[begin Listing]

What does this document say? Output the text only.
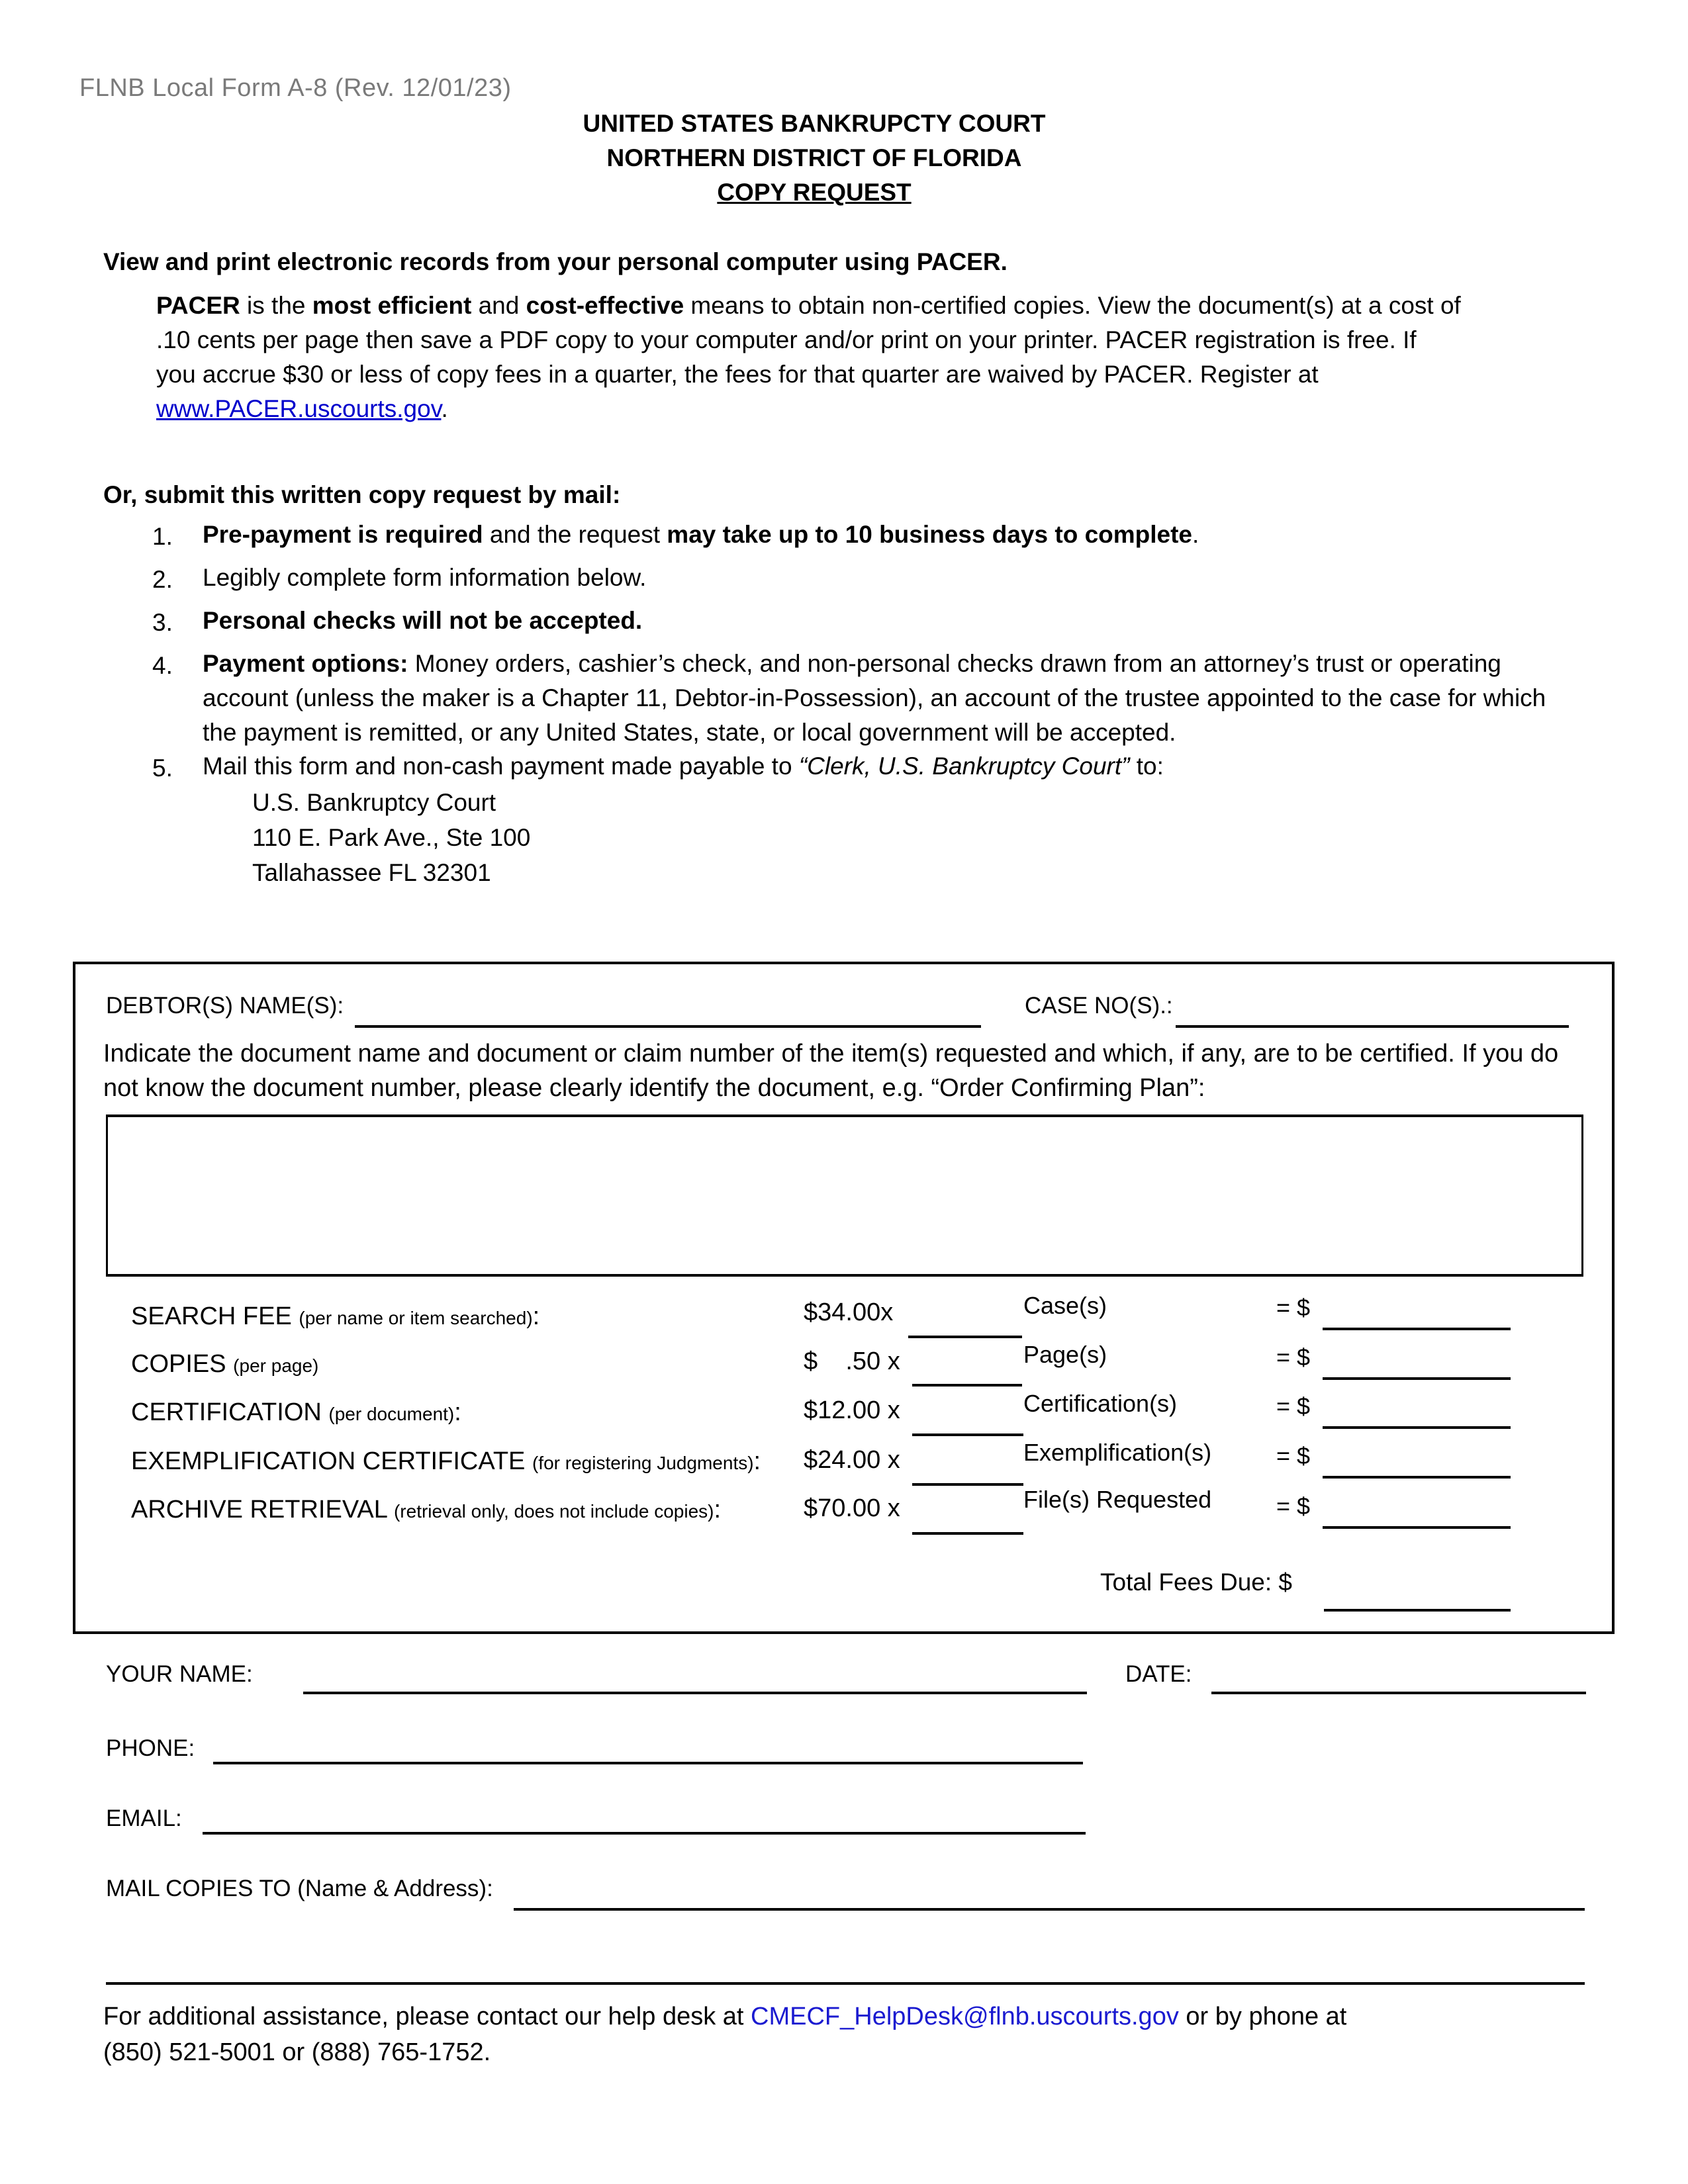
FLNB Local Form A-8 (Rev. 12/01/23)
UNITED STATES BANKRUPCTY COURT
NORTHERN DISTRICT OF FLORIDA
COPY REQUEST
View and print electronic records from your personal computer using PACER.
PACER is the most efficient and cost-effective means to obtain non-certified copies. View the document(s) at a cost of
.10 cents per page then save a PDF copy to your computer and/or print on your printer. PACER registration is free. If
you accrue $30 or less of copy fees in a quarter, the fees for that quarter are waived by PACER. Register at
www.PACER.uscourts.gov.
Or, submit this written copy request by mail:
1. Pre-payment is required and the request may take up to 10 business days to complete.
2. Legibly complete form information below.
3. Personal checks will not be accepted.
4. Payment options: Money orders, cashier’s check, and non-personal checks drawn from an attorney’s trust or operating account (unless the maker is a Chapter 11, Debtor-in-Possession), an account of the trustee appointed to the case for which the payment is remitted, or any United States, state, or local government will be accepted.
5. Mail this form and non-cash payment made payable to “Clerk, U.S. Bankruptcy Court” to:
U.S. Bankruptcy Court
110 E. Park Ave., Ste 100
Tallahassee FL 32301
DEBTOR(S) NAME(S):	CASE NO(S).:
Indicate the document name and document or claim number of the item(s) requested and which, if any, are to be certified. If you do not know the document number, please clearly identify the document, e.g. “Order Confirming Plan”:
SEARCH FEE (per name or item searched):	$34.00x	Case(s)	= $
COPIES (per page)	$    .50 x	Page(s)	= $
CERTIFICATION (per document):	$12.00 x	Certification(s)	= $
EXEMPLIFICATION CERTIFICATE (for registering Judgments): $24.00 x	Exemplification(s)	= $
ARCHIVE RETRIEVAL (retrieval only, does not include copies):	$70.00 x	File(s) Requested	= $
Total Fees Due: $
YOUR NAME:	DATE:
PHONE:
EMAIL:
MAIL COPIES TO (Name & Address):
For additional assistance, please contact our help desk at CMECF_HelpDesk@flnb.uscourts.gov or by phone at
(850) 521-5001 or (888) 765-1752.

[end Listing]

- Problem to solve -
Copy in full each line that holds the word "which".

- Final answer -
4. Payment options: Money orders, cashier’s check, and non-personal checks drawn from an attorney’s trust or operating account (unless the maker is a Chapter 11, Debtor-in-Possession), an account of the trustee appointed to the case for which the payment is remitted, or any United States, state, or local government will be accepted.
Indicate the document name and document or claim number of the item(s) requested and which, if any, are to be certified. If you do not know the document number, please clearly identify the document, e.g. “Order Confirming Plan”:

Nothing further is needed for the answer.